- _WHAT THE EXERCISE ASKS_: Write out all lines holding the word "concentration".

- _RECORDED INFORMATION_:
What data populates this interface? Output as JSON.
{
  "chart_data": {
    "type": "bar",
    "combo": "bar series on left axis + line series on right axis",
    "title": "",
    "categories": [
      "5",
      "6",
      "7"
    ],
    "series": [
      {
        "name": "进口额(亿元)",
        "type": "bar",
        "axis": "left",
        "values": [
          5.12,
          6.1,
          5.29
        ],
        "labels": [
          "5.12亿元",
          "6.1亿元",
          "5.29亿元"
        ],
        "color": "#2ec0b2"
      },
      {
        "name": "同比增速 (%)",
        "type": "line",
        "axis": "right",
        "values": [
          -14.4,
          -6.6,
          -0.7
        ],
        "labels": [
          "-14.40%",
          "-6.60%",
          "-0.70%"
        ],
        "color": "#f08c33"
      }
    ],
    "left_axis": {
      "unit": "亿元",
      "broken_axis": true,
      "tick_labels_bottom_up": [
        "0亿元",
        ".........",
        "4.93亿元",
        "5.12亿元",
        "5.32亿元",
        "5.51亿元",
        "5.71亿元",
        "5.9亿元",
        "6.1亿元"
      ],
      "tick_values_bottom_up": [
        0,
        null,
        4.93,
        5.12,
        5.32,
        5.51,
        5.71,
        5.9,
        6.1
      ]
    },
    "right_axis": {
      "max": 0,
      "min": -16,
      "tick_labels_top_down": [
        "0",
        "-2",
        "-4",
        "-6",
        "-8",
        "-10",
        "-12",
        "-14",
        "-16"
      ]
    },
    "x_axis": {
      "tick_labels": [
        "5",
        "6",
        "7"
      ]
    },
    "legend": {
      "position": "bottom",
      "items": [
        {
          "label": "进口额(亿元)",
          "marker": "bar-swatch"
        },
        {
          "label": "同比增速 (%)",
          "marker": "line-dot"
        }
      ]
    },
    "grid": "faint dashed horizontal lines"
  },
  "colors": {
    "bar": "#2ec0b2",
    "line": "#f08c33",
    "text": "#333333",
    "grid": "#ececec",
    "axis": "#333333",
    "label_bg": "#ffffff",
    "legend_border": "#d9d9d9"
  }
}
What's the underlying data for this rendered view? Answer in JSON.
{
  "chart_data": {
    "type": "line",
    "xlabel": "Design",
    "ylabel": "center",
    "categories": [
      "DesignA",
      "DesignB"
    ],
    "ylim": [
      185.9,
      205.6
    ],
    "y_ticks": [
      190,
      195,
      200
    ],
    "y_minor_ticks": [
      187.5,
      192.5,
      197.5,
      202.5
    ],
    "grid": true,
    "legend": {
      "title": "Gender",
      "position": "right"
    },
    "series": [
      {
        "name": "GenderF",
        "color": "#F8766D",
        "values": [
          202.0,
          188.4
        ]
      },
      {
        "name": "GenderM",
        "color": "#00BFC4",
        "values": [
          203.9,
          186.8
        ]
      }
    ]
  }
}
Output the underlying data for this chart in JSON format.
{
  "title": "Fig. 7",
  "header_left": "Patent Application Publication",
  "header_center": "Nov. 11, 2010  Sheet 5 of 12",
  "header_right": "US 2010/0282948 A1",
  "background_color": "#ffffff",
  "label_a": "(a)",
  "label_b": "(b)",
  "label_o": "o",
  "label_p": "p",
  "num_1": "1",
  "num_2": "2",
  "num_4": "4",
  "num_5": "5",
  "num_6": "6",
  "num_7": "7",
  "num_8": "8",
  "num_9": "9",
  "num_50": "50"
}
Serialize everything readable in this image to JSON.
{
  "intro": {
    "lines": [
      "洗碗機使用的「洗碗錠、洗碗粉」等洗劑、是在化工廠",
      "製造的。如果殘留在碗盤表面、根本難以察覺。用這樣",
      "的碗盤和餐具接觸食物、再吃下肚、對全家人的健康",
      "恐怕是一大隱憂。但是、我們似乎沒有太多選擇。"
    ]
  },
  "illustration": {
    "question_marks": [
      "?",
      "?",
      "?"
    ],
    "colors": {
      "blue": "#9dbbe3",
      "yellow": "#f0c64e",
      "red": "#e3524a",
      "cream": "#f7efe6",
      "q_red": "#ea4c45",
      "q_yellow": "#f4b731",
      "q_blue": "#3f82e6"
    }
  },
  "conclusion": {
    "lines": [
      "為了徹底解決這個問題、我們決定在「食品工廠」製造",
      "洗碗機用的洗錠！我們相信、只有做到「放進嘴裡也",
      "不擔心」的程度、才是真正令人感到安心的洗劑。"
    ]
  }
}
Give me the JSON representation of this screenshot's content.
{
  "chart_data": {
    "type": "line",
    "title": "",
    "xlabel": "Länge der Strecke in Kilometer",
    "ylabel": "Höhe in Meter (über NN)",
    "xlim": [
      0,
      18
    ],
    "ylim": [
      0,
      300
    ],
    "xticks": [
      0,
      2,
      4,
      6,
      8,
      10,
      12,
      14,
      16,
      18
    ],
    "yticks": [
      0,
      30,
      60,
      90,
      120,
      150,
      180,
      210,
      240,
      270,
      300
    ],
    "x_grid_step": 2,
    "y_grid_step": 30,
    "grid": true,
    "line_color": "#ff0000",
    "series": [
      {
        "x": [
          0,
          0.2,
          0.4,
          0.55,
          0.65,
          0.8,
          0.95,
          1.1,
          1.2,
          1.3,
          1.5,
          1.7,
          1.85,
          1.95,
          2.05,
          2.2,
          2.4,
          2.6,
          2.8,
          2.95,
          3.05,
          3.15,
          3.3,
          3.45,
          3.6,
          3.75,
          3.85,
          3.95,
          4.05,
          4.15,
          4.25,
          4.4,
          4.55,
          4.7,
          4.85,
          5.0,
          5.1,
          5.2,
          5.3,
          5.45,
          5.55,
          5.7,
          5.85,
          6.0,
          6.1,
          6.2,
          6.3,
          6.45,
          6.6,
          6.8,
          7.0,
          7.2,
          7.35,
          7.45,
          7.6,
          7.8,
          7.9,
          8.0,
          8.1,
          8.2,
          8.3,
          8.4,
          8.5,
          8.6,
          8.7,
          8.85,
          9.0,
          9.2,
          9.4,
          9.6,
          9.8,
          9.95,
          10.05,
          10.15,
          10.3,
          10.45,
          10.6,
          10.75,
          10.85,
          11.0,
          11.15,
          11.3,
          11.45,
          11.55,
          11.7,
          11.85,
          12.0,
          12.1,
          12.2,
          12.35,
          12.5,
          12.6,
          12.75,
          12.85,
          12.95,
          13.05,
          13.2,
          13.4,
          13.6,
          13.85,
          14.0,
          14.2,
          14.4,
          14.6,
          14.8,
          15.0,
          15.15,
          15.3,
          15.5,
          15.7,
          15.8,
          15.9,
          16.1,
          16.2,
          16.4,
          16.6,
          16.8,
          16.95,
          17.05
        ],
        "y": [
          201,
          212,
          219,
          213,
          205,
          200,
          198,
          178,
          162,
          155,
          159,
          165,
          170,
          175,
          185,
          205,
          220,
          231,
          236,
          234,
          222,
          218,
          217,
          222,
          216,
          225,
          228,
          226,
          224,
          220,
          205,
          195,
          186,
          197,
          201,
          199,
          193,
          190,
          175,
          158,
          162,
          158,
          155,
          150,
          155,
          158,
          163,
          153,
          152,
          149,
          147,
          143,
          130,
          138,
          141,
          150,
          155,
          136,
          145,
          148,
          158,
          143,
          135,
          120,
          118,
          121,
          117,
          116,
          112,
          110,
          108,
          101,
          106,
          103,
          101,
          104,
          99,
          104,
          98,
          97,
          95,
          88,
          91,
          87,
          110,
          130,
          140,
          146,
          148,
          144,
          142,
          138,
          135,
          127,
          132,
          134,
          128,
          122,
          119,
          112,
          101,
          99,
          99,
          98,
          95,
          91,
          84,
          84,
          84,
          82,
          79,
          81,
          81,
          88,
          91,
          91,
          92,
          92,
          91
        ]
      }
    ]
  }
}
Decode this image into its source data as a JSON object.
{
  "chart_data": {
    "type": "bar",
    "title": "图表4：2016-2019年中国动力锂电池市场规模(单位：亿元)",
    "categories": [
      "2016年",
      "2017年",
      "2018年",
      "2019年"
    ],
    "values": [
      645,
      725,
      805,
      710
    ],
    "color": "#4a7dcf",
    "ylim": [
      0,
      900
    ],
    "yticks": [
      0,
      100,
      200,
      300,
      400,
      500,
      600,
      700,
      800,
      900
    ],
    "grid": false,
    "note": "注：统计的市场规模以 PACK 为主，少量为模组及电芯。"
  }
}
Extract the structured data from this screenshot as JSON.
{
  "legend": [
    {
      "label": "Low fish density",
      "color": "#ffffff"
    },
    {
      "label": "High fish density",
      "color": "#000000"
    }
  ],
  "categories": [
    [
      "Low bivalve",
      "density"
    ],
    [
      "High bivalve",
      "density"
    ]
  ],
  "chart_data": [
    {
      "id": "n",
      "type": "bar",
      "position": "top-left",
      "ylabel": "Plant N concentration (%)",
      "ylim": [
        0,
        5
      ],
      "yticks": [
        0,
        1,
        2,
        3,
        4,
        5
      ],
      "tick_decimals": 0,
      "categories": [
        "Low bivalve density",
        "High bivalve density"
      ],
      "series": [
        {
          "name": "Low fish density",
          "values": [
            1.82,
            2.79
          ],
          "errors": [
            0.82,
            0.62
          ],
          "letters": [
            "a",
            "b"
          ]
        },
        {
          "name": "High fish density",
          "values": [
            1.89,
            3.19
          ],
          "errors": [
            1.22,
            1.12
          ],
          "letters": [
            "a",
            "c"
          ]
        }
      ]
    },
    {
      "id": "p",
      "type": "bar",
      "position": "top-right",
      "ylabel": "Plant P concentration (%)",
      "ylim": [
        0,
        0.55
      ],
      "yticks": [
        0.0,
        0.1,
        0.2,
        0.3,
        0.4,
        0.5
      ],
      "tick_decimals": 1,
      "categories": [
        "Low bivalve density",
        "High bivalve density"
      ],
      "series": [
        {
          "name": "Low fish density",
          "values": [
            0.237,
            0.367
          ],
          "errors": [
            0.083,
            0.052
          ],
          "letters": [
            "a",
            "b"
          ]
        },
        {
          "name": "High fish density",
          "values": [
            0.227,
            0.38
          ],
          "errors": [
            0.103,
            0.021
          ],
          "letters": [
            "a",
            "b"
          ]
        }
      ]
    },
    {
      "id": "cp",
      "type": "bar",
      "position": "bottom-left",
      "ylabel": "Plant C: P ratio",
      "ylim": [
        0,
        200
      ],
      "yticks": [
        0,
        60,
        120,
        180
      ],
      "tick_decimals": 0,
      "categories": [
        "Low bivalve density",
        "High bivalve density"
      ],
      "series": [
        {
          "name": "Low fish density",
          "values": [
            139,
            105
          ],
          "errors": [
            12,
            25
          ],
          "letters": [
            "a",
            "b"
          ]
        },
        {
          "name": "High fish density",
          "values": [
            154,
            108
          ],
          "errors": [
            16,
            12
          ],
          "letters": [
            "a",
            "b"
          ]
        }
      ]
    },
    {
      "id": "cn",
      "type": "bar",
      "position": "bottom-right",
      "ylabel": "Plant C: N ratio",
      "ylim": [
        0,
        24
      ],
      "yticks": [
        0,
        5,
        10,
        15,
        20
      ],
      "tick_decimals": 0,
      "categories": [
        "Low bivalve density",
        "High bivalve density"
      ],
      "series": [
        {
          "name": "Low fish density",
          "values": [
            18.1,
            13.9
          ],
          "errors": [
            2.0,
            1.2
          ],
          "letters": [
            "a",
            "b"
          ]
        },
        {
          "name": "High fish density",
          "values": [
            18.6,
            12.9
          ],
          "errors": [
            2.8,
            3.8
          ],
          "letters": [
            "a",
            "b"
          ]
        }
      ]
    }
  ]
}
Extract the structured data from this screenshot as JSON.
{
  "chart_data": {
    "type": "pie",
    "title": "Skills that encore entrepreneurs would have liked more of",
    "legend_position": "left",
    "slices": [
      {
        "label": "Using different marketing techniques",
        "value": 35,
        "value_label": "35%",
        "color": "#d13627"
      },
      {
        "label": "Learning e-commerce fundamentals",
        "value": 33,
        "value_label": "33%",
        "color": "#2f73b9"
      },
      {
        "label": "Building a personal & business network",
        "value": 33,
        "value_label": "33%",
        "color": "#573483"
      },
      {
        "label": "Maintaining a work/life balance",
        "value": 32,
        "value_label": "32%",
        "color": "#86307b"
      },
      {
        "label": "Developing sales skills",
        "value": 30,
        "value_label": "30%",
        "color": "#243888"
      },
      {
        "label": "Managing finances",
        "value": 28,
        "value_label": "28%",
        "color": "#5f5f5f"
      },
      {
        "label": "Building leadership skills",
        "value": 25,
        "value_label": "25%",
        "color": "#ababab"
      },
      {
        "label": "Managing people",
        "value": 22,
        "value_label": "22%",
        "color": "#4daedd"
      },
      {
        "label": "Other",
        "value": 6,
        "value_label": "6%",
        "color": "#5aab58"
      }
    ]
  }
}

- _OUTPUT FOR THIS EXERCISE_:
      "ylabel": "Plant N concentration (%)",
      "ylabel": "Plant P concentration (%)",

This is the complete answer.